● Task:
Reproduce the material from its start through the line containing "legend-label: Privata kapitalförsäkringar", switching "legend-label" to "legend-text" and leaving everything else unchanged.

::::::::::

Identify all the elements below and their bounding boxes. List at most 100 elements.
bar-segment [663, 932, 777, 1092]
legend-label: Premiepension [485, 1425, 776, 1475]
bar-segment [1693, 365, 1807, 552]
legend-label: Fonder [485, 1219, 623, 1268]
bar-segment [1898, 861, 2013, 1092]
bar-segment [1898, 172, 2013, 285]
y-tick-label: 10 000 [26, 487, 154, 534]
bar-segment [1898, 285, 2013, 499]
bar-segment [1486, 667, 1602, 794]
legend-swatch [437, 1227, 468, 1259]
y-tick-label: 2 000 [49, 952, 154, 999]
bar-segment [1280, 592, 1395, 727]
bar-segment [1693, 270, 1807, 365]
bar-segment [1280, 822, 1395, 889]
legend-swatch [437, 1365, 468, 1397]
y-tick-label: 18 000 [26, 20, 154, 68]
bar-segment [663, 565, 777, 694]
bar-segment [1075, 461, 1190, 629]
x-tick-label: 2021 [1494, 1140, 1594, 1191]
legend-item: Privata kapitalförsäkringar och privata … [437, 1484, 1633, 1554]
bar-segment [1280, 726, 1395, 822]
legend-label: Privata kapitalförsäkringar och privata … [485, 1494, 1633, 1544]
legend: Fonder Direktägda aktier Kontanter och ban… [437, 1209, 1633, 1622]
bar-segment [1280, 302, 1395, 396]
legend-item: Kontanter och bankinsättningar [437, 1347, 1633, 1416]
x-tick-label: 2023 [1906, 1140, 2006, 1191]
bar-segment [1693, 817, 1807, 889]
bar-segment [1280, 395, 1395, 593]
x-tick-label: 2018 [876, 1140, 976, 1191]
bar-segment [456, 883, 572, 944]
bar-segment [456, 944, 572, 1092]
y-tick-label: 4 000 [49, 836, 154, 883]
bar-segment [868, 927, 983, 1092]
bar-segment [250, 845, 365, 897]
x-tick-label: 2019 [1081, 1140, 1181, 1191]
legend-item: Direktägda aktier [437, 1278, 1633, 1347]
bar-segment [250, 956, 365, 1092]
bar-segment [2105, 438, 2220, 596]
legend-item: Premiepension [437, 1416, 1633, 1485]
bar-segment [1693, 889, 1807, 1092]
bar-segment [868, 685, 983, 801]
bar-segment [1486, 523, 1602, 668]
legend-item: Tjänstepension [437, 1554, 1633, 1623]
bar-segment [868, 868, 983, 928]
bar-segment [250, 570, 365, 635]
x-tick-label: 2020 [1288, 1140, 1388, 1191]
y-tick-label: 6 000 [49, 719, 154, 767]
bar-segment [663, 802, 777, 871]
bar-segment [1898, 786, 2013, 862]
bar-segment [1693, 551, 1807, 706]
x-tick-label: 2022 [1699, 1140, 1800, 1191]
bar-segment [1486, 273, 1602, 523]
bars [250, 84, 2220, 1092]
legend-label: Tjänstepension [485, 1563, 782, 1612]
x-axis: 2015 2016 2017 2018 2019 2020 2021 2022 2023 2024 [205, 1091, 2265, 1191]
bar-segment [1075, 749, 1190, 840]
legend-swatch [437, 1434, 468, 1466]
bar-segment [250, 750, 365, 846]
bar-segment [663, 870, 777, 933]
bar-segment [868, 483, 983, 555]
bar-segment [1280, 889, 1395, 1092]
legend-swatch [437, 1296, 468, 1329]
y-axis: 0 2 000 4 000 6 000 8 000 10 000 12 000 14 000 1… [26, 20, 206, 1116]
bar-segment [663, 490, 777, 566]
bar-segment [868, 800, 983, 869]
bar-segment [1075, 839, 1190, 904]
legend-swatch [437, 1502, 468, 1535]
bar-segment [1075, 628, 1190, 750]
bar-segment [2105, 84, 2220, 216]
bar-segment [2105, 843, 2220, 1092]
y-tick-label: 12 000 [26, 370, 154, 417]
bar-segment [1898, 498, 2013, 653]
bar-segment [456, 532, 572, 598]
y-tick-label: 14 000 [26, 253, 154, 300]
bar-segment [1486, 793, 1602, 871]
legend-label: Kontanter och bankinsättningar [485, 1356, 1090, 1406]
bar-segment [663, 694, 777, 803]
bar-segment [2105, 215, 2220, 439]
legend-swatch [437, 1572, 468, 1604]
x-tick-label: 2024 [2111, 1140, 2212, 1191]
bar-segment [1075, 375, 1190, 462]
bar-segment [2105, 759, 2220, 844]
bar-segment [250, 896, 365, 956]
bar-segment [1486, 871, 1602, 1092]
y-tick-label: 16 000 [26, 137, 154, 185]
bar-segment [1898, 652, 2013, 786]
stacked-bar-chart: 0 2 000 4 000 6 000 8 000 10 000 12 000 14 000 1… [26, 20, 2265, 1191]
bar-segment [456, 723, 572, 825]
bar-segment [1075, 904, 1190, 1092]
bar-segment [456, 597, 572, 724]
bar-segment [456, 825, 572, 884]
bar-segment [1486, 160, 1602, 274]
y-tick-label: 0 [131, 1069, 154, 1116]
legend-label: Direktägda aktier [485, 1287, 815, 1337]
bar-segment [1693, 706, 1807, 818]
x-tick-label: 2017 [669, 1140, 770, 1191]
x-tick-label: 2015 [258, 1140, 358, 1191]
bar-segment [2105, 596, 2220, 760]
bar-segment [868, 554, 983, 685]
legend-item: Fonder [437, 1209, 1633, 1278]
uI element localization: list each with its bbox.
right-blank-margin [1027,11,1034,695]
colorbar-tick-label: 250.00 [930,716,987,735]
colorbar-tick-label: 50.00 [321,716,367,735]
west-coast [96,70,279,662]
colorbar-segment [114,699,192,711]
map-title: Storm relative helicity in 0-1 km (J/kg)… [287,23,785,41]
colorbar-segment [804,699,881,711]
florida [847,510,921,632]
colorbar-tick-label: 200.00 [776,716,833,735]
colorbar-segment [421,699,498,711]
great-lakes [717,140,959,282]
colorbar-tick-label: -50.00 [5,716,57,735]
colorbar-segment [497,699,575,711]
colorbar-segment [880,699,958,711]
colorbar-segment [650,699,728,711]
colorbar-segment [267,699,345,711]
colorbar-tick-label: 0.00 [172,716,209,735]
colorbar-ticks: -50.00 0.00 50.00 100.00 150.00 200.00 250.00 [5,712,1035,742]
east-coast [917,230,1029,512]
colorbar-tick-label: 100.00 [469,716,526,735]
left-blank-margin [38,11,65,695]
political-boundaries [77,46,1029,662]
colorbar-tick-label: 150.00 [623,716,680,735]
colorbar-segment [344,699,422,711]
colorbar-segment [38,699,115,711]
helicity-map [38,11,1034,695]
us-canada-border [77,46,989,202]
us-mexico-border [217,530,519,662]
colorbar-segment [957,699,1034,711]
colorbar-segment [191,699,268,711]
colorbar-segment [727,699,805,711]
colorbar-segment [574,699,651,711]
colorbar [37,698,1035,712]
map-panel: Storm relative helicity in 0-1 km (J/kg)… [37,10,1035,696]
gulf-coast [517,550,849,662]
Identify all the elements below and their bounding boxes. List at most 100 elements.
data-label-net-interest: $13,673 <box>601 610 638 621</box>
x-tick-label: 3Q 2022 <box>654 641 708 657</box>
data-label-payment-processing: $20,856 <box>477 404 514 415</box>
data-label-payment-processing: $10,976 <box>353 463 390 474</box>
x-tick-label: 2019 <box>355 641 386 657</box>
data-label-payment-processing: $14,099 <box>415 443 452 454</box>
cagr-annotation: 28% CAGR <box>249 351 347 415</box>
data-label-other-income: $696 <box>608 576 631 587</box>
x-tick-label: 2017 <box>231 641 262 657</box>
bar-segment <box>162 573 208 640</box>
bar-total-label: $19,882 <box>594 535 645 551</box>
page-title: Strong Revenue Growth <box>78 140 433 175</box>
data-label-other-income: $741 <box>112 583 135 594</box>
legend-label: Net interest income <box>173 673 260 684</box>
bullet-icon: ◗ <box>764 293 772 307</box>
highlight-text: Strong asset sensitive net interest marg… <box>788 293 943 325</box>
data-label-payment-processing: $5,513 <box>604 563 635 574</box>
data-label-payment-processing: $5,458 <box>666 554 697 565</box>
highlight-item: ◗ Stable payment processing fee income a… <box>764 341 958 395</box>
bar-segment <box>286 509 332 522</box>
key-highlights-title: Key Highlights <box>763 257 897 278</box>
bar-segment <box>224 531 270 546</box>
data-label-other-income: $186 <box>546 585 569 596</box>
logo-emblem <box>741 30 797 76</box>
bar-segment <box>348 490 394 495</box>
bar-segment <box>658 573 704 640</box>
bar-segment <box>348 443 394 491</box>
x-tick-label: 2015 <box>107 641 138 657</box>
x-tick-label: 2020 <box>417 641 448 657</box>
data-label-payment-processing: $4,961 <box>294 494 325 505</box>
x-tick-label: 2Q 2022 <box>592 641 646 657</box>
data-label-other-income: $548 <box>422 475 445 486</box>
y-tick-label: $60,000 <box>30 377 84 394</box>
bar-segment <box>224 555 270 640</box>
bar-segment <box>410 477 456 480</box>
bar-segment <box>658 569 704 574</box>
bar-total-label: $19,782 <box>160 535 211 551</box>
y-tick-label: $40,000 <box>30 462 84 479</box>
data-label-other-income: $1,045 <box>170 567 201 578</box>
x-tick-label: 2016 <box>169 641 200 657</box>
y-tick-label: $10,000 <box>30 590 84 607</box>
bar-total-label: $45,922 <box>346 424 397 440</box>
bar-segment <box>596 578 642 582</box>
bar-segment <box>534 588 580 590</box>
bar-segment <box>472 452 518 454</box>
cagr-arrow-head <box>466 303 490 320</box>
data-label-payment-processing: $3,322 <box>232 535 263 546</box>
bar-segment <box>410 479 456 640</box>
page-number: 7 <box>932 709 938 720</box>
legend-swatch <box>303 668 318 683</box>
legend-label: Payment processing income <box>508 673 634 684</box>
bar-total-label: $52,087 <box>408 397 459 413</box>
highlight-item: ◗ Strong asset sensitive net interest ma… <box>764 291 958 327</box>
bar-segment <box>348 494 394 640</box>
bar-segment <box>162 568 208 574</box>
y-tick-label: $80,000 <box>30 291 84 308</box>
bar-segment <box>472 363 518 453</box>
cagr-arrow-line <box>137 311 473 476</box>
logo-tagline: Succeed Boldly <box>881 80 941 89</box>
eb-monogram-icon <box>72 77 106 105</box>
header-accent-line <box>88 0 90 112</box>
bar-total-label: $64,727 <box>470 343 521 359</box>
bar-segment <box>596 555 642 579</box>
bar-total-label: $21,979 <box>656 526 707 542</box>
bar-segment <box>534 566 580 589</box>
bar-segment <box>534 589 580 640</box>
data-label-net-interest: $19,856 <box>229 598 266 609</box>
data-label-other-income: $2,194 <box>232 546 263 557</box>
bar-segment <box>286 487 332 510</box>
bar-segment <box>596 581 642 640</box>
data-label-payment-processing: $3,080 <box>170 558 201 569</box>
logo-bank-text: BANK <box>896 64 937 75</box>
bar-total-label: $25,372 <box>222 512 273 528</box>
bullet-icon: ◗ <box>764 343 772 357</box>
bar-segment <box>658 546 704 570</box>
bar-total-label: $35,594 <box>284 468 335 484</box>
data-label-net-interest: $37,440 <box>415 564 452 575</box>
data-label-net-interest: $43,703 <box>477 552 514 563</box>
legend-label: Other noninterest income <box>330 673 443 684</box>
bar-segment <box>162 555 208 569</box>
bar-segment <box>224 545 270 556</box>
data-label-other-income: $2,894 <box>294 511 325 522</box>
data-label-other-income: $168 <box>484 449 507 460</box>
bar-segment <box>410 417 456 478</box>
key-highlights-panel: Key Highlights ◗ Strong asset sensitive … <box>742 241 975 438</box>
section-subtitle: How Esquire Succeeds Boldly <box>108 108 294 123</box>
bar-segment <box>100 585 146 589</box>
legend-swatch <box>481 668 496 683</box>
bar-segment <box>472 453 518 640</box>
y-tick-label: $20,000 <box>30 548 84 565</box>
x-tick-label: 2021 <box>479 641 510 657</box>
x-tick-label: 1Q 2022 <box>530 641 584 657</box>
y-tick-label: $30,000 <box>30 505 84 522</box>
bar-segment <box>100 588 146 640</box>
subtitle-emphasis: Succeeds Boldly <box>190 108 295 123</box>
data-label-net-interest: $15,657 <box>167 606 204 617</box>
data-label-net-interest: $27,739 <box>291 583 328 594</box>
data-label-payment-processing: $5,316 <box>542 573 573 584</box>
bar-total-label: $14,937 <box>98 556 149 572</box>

::::::::::

● Exercise answer:
Identify all the elements below and their bounding boxes. List at most 100 elements.
bar-segment [663, 932, 777, 1092]
legend-text: Premiepension [485, 1425, 776, 1475]
bar-segment [1693, 365, 1807, 552]
legend-text: Fonder [485, 1219, 623, 1268]
bar-segment [1898, 861, 2013, 1092]
bar-segment [1898, 172, 2013, 285]
y-tick-label: 10 000 [26, 487, 154, 534]
bar-segment [1898, 285, 2013, 499]
bar-segment [1486, 667, 1602, 794]
legend-swatch [437, 1227, 468, 1259]
y-tick-label: 2 000 [49, 952, 154, 999]
bar-segment [1280, 592, 1395, 727]
bar-segment [1693, 270, 1807, 365]
bar-segment [1280, 822, 1395, 889]
legend-swatch [437, 1365, 468, 1397]
y-tick-label: 18 000 [26, 20, 154, 68]
bar-segment [663, 565, 777, 694]
bar-segment [1075, 461, 1190, 629]
x-tick-label: 2021 [1494, 1140, 1594, 1191]
legend-item: Privata kapitalförsäkringar och privata … [437, 1484, 1633, 1554]
bar-segment [1280, 726, 1395, 822]
legend-text: Privata kapitalförsäkringar och privata … [485, 1494, 1633, 1544]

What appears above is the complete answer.